*EXERCISE OBJECTIVE*
Return all of the data exactly as given.

*INPUT*
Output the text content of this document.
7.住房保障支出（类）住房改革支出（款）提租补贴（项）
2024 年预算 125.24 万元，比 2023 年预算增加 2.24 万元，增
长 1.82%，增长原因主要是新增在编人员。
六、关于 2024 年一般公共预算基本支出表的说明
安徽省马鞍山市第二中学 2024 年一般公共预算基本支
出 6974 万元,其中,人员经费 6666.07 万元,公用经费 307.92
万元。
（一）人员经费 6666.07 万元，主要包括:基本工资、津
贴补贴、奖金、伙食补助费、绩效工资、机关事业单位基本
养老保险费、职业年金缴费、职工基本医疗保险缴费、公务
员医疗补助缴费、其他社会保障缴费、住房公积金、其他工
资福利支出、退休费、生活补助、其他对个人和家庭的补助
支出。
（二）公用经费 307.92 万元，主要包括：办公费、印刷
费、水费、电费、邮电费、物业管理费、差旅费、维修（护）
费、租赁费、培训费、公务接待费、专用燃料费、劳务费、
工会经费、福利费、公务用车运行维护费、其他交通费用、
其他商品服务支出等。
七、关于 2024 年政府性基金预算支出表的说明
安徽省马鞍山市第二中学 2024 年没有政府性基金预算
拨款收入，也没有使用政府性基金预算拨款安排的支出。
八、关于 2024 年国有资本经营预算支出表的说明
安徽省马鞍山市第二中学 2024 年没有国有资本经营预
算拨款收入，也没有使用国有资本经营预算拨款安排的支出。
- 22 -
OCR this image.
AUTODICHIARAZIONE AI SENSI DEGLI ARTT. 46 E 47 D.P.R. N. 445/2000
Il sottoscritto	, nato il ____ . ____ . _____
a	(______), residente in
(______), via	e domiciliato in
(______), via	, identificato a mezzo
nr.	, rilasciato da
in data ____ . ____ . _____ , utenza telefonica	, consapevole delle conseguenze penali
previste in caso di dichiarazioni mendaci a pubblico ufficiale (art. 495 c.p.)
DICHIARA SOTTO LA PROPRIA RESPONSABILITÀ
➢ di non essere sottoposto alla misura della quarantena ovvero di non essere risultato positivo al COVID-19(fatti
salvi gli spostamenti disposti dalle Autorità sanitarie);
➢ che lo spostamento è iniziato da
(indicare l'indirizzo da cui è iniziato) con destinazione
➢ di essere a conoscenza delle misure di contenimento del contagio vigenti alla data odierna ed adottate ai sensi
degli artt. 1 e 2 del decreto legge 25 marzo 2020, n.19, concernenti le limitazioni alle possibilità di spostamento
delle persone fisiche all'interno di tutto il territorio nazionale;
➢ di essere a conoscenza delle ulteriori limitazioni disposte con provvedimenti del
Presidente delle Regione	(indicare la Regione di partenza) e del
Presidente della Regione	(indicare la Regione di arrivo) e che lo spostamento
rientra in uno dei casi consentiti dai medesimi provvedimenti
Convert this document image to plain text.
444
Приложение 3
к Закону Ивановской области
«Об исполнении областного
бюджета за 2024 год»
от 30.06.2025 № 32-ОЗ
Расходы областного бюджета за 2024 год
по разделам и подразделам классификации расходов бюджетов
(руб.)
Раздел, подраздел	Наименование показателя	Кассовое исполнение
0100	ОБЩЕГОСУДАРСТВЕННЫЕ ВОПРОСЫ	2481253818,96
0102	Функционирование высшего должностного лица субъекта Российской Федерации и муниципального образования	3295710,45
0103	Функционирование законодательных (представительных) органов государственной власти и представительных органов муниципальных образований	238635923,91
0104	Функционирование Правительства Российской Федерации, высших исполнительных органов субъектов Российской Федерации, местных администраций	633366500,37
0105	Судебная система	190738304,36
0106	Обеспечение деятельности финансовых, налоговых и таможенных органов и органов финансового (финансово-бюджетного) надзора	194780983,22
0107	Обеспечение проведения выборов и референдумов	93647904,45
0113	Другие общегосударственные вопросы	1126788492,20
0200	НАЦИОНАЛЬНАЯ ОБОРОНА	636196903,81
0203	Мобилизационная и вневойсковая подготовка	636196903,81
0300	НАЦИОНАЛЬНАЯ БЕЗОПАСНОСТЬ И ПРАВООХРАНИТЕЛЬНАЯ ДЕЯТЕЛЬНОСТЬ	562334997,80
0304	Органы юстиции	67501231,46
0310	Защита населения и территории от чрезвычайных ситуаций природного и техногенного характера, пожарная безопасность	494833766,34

*OUTPUT BELOW*
Output the text content of this document.
7.住房保障支出（类）住房改革支出（款）提租补贴（项）
2024 年预算 125.24 万元，比 2023 年预算增加 2.24 万元，增
长 1.82%，增长原因主要是新增在编人员。
六、关于 2024 年一般公共预算基本支出表的说明
安徽省马鞍山市第二中学 2024 年一般公共预算基本支
出 6974 万元,其中,人员经费 6666.07 万元,公用经费 307.92
万元。
（一）人员经费 6666.07 万元，主要包括:基本工资、津
贴补贴、奖金、伙食补助费、绩效工资、机关事业单位基本
养老保险费、职业年金缴费、职工基本医疗保险缴费、公务
员医疗补助缴费、其他社会保障缴费、住房公积金、其他工
资福利支出、退休费、生活补助、其他对个人和家庭的补助
支出。
（二）公用经费 307.92 万元，主要包括：办公费、印刷
费、水费、电费、邮电费、物业管理费、差旅费、维修（护）
费、租赁费、培训费、公务接待费、专用燃料费、劳务费、
工会经费、福利费、公务用车运行维护费、其他交通费用、
其他商品服务支出等。
七、关于 2024 年政府性基金预算支出表的说明
安徽省马鞍山市第二中学 2024 年没有政府性基金预算
拨款收入，也没有使用政府性基金预算拨款安排的支出。
八、关于 2024 年国有资本经营预算支出表的说明
安徽省马鞍山市第二中学 2024 年没有国有资本经营预
算拨款收入，也没有使用国有资本经营预算拨款安排的支出。
- 22 -
OCR this image.
AUTODICHIARAZIONE AI SENSI DEGLI ARTT. 46 E 47 D.P.R. N. 445/2000
Il sottoscritto	, nato il ____ . ____ . _____
a	(______), residente in
(______), via	e domiciliato in
(______), via	, identificato a mezzo
nr.	, rilasciato da
in data ____ . ____ . _____ , utenza telefonica	, consapevole delle conseguenze penali
previste in caso di dichiarazioni mendaci a pubblico ufficiale (art. 495 c.p.)
DICHIARA SOTTO LA PROPRIA RESPONSABILITÀ
➢ di non essere sottoposto alla misura della quarantena ovvero di non essere risultato positivo al COVID-19(fatti
salvi gli spostamenti disposti dalle Autorità sanitarie);
➢ che lo spostamento è iniziato da
(indicare l'indirizzo da cui è iniziato) con destinazione
➢ di essere a conoscenza delle misure di contenimento del contagio vigenti alla data odierna ed adottate ai sensi
degli artt. 1 e 2 del decreto legge 25 marzo 2020, n.19, concernenti le limitazioni alle possibilità di spostamento
delle persone fisiche all'interno di tutto il territorio nazionale;
➢ di essere a conoscenza delle ulteriori limitazioni disposte con provvedimenti del
Presidente delle Regione	(indicare la Regione di partenza) e del
Presidente della Regione	(indicare la Regione di arrivo) e che lo spostamento
rientra in uno dei casi consentiti dai medesimi provvedimenti
Convert this document image to plain text.
444
Приложение 3
к Закону Ивановской области
«Об исполнении областного
бюджета за 2024 год»
от 30.06.2025 № 32-ОЗ
Расходы областного бюджета за 2024 год
по разделам и подразделам классификации расходов бюджетов
(руб.)
Раздел, подраздел	Наименование показателя	Кассовое исполнение
0100	ОБЩЕГОСУДАРСТВЕННЫЕ ВОПРОСЫ	2481253818,96
0102	Функционирование высшего должностного лица субъекта Российской Федерации и муниципального образования	3295710,45
0103	Функционирование законодательных (представительных) органов государственной власти и представительных органов муниципальных образований	238635923,91
0104	Функционирование Правительства Российской Федерации, высших исполнительных органов субъектов Российской Федерации, местных администраций	633366500,37
0105	Судебная система	190738304,36
0106	Обеспечение деятельности финансовых, налоговых и таможенных органов и органов финансового (финансово-бюджетного) надзора	194780983,22
0107	Обеспечение проведения выборов и референдумов	93647904,45
0113	Другие общегосударственные вопросы	1126788492,20
0200	НАЦИОНАЛЬНАЯ ОБОРОНА	636196903,81
0203	Мобилизационная и вневойсковая подготовка	636196903,81
0300	НАЦИОНАЛЬНАЯ БЕЗОПАСНОСТЬ И ПРАВООХРАНИТЕЛЬНАЯ ДЕЯТЕЛЬНОСТЬ	562334997,80
0304	Органы юстиции	67501231,46
0310	Защита населения и территории от чрезвычайных ситуаций природного и техногенного характера, пожарная безопасность	494833766,34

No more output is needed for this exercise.